• [Task requirements]
I'd like the records transcribed exactly, leaving the images out.

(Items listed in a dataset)

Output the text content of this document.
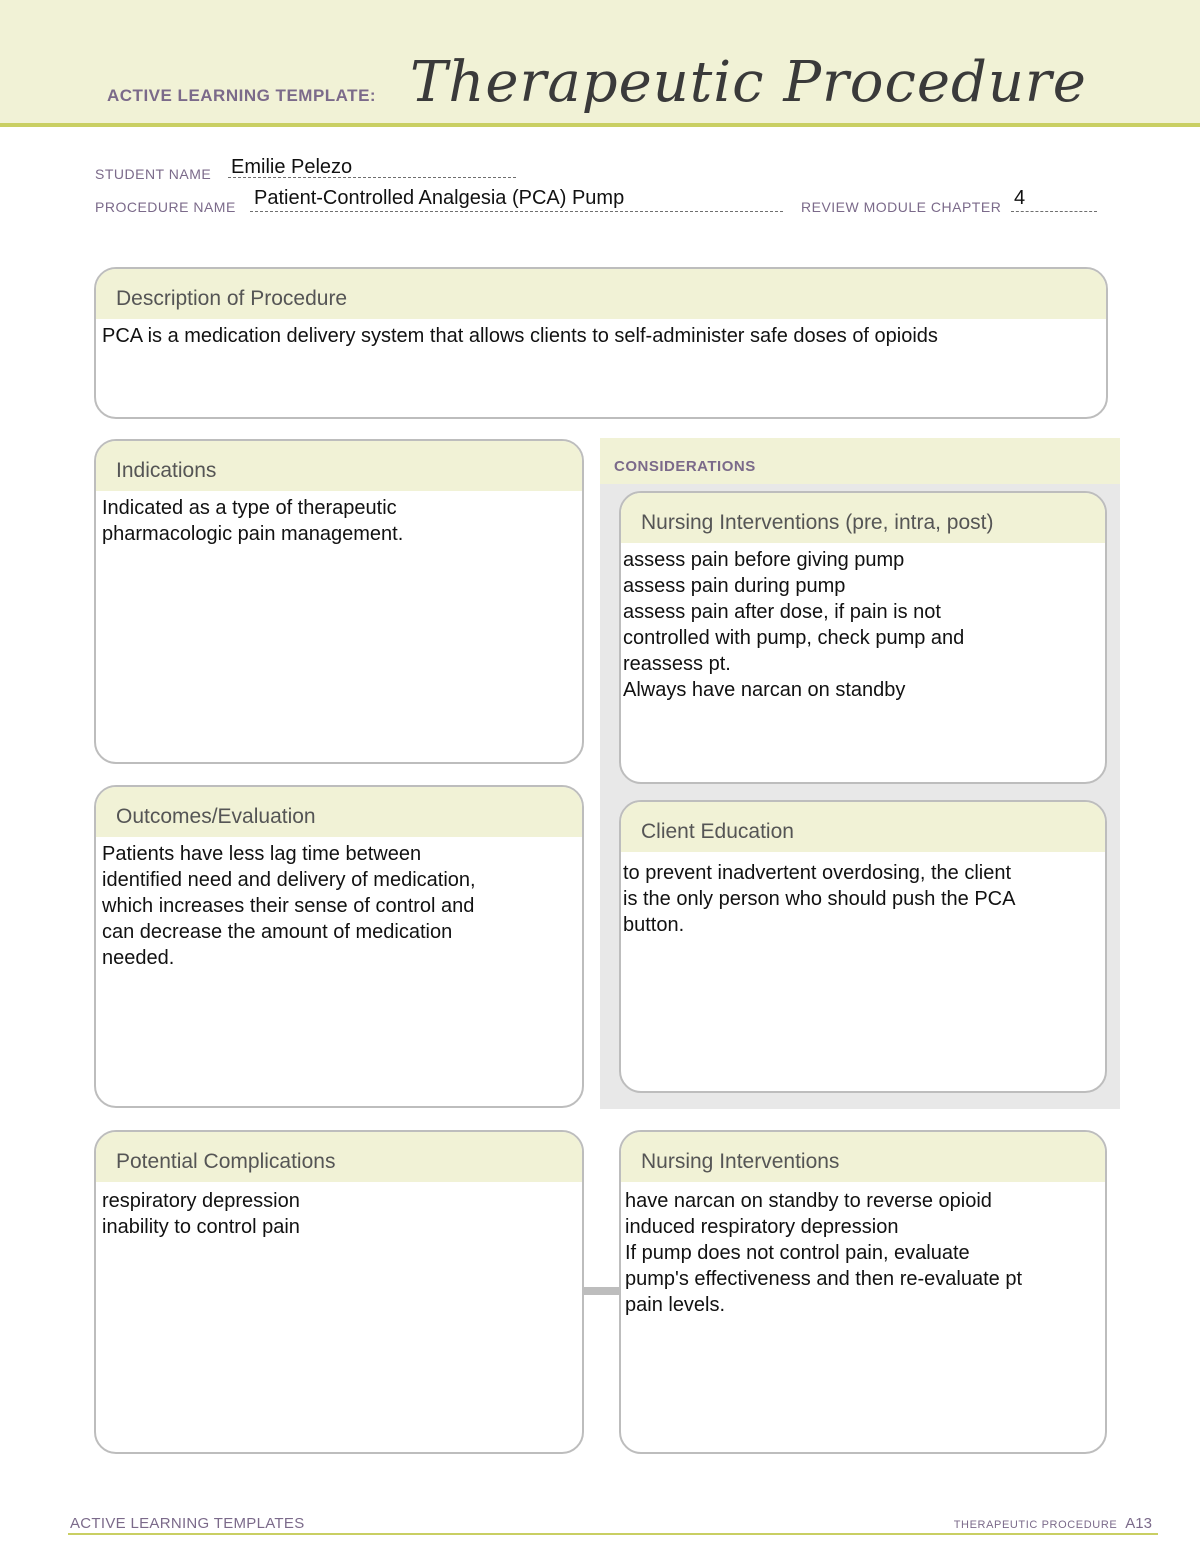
ACTIVE LEARNING TEMPLATE: Therapeutic Procedure
STUDENT NAME Emilie Pelezo
PROCEDURE NAME Patient-Controlled Analgesia (PCA) Pump	REVIEW MODULE CHAPTER 4
Description of Procedure
PCA is a medication delivery system that allows clients to self-administer safe doses of opioids
CONSIDERATIONS
Indications
Indicated as a type of therapeutic
pharmacologic pain management.	Nursing Interventions (pre, intra, post)
assess pain before giving pump
assess pain during pump
assess pain after dose, if pain is not
controlled with pump, check pump and
reassess pt.
Always have narcan on standby
Outcomes/Evaluation
Patients have less lag time between
identified need and delivery of medication,
which increases their sense of control and
can decrease the amount of medication
needed.
Client Education
to prevent inadvertent overdosing, the client
is the only person who should push the PCA
button.
Potential Complications
respiratory depression
inability to control pain
Nursing Interventions
have narcan on standby to reverse opioid
induced respiratory depression
If pump does not control pain, evaluate
pump's effectiveness and then re-evaluate pt
pain levels.
ACTIVE LEARNING TEMPLATES	THERAPEUTIC PROCEDURE A13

• [Answer space]
Output the text content of this document.
ACTIVE LEARNING TEMPLATE: Therapeutic Procedure
STUDENT NAME Emilie Pelezo
PROCEDURE NAME Patient-Controlled Analgesia (PCA) Pump	REVIEW MODULE CHAPTER 4
Description of Procedure
PCA is a medication delivery system that allows clients to self-administer safe doses of opioids
CONSIDERATIONS
Indications
Indicated as a type of therapeutic
pharmacologic pain management.	Nursing Interventions (pre, intra, post)
assess pain before giving pump
assess pain during pump
assess pain after dose, if pain is not
controlled with pump, check pump and
reassess pt.
Always have narcan on standby
Outcomes/Evaluation
Patients have less lag time between
identified need and delivery of medication,
which increases their sense of control and
can decrease the amount of medication
needed.
Client Education
to prevent inadvertent overdosing, the client
is the only person who should push the PCA
button.
Potential Complications
respiratory depression
inability to control pain
Nursing Interventions
have narcan on standby to reverse opioid
induced respiratory depression
If pump does not control pain, evaluate
pump's effectiveness and then re-evaluate pt
pain levels.
ACTIVE LEARNING TEMPLATES	THERAPEUTIC PROCEDURE A13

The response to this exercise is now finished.